*WRITTEN TASK:*
Find each line with the word "JSON" and copy it.

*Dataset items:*
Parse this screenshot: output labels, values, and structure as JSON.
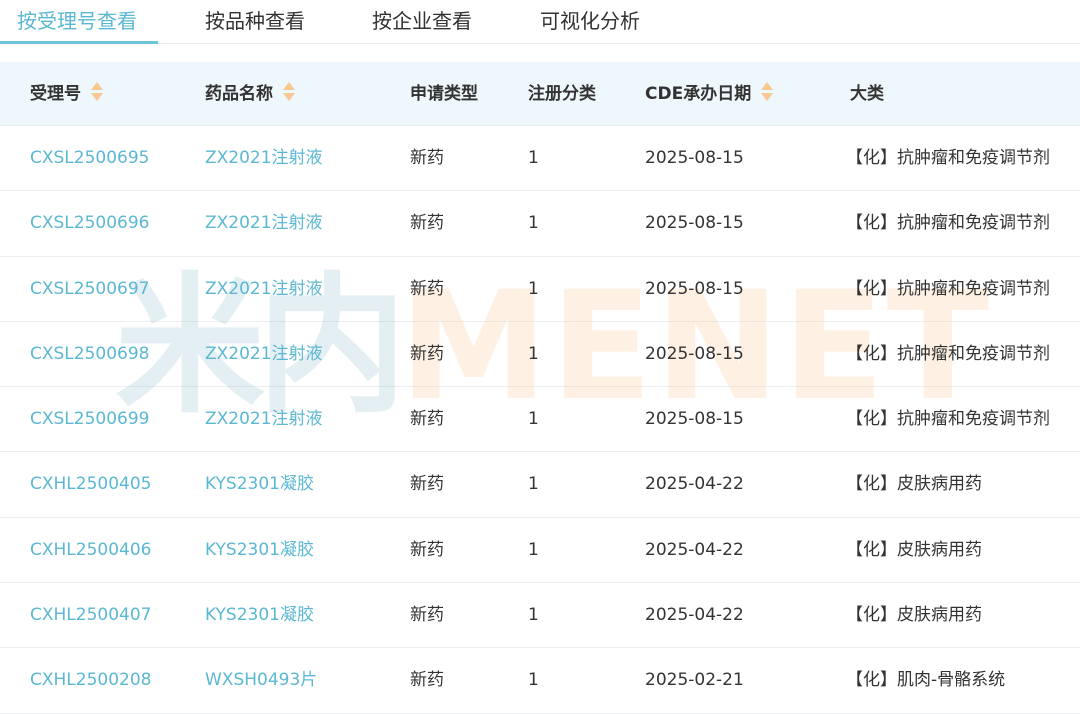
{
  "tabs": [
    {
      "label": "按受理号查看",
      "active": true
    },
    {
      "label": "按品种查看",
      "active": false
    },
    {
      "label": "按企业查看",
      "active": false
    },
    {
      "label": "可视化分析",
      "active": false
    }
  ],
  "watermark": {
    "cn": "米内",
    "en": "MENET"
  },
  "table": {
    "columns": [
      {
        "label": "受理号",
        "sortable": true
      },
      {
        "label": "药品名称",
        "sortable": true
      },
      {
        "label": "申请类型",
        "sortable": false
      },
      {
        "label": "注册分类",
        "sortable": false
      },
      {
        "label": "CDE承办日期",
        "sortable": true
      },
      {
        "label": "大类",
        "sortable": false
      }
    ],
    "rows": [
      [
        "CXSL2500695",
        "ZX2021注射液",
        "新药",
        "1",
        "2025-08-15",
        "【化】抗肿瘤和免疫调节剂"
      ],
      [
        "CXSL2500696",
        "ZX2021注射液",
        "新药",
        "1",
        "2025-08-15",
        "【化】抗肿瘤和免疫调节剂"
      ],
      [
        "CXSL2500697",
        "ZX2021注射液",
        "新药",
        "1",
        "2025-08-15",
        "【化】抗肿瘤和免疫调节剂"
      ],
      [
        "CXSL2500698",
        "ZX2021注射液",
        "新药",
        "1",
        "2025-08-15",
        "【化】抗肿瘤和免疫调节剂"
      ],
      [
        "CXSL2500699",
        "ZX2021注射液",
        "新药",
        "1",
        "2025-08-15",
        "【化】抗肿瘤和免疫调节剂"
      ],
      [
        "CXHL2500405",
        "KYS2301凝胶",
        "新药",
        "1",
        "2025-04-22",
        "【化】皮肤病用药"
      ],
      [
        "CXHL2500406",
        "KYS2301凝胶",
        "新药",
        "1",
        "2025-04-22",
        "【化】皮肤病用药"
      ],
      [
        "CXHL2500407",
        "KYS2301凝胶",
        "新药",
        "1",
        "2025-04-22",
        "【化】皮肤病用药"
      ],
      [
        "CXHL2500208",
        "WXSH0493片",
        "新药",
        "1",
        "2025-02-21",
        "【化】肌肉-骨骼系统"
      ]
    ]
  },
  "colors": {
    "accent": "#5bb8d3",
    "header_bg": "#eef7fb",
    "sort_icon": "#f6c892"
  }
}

==

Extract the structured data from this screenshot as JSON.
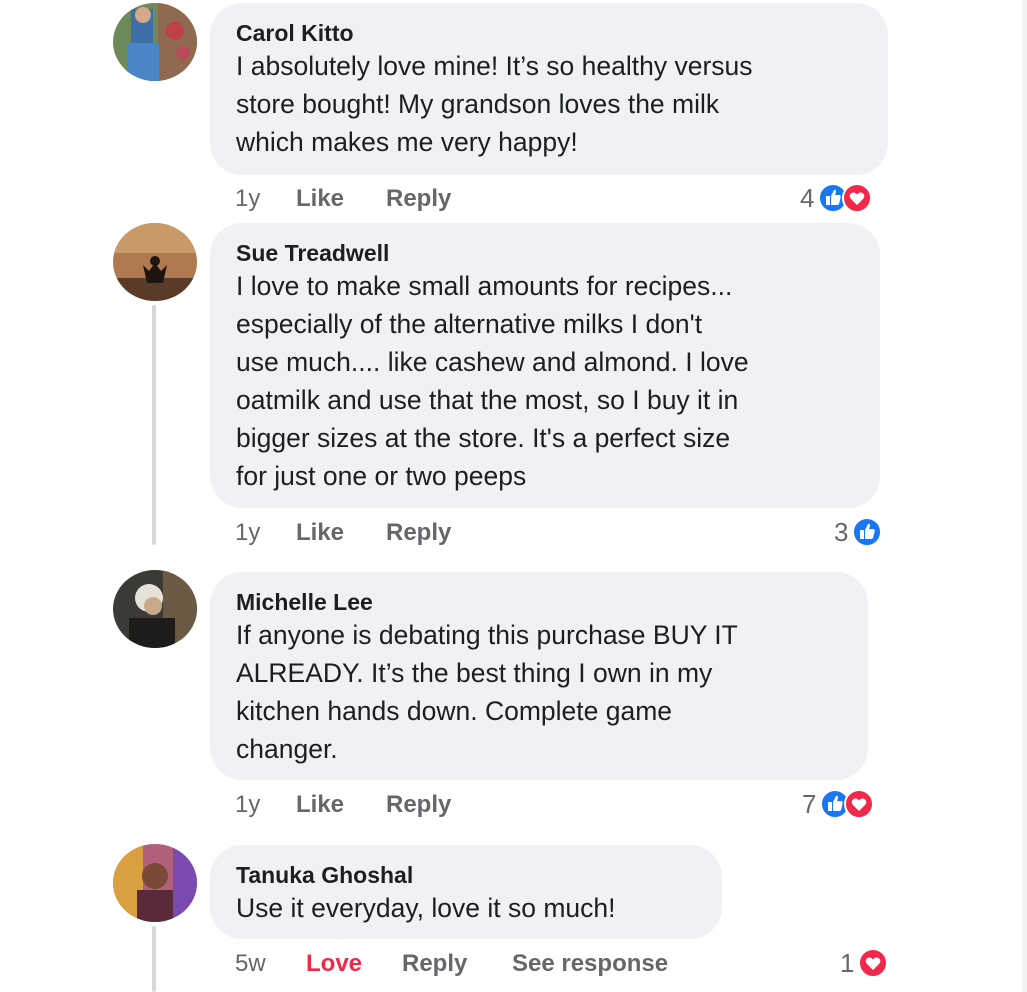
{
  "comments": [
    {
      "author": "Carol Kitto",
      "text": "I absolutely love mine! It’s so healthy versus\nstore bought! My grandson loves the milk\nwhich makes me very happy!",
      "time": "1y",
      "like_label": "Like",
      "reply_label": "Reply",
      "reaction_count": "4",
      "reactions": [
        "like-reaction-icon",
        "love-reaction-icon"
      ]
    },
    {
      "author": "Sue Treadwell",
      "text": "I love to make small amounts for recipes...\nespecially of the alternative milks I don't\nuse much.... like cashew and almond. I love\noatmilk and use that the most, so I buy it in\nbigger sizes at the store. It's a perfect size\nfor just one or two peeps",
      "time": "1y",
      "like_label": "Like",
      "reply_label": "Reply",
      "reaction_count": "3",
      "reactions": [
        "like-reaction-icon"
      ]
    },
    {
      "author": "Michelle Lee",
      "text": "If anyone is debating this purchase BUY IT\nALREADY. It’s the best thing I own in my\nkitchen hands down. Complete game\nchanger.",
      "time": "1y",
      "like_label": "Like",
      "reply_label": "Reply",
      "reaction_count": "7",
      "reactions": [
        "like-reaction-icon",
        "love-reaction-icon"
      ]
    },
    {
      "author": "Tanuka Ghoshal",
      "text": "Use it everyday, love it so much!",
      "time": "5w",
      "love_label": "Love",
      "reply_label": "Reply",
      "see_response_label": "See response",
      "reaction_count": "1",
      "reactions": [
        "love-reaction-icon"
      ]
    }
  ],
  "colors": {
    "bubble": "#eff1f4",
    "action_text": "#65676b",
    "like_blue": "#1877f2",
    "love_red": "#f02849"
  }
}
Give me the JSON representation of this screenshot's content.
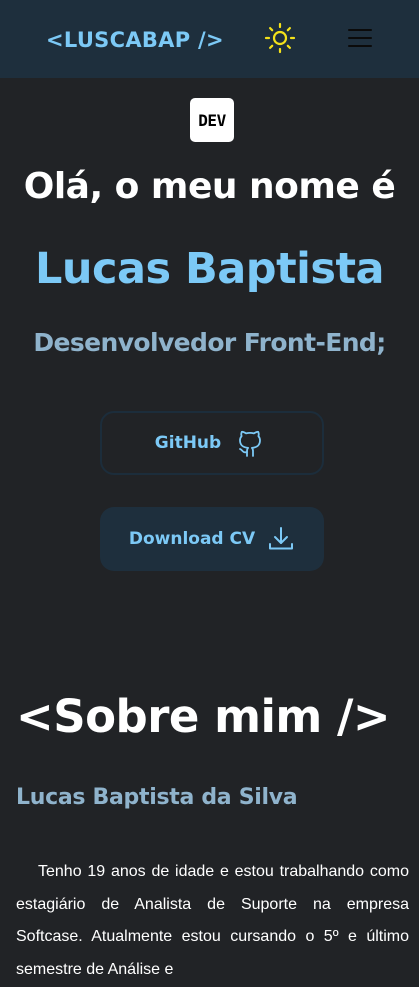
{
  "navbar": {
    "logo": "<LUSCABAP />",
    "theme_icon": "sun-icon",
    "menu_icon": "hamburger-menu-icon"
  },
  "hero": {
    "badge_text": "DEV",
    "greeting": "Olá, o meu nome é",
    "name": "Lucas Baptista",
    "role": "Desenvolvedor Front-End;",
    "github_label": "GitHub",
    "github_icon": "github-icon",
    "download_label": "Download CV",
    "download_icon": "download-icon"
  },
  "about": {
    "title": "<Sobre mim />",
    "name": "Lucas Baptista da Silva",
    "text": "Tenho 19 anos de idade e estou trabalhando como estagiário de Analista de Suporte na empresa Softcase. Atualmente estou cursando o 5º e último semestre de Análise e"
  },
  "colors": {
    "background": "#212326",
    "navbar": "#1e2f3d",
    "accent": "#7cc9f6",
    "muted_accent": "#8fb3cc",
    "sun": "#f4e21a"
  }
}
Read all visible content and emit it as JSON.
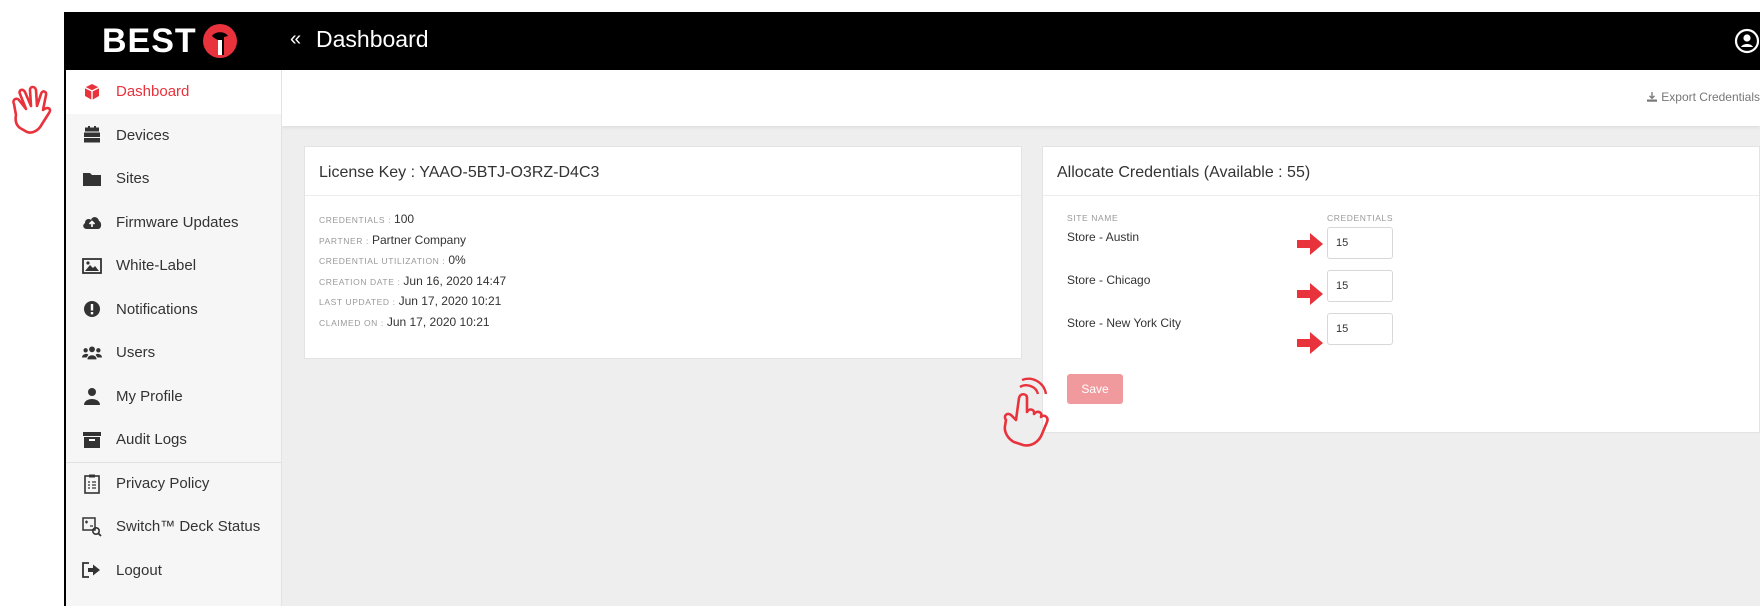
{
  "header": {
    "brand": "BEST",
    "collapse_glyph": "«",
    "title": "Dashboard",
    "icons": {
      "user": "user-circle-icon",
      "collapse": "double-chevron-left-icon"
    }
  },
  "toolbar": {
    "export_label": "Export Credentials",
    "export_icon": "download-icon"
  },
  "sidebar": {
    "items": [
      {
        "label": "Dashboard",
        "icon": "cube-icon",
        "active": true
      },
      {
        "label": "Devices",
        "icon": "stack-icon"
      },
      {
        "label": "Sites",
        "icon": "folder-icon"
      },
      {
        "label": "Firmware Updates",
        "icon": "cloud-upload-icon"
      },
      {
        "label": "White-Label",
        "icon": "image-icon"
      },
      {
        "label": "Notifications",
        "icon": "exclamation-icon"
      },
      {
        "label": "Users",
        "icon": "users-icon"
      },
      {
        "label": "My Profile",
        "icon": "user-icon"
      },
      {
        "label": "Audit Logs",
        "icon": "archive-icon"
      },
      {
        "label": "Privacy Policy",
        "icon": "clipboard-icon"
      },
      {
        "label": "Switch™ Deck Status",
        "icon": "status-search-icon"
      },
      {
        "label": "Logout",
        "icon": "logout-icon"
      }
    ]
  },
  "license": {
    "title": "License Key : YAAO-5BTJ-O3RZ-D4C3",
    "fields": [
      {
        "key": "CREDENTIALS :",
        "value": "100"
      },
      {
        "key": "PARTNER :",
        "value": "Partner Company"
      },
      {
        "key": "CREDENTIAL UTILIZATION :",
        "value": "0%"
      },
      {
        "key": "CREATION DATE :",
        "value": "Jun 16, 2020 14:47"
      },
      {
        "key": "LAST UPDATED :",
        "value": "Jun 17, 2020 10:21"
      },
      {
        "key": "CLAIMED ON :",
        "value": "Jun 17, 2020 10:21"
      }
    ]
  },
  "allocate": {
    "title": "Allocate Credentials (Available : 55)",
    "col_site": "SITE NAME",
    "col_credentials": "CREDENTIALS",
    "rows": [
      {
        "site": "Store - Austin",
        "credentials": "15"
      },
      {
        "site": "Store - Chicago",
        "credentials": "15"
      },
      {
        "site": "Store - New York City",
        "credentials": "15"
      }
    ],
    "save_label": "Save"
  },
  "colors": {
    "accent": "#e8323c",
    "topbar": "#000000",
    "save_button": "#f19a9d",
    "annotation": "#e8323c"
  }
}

*RESULT OF THIS EXERCISE:*
Parse this screenshot: output labels, values, and structure as JSON.
Extract the structured data from this screenshot as JSON.
Give me the JSON representation of this screenshot's content.
Read all visible content and emit it as JSON.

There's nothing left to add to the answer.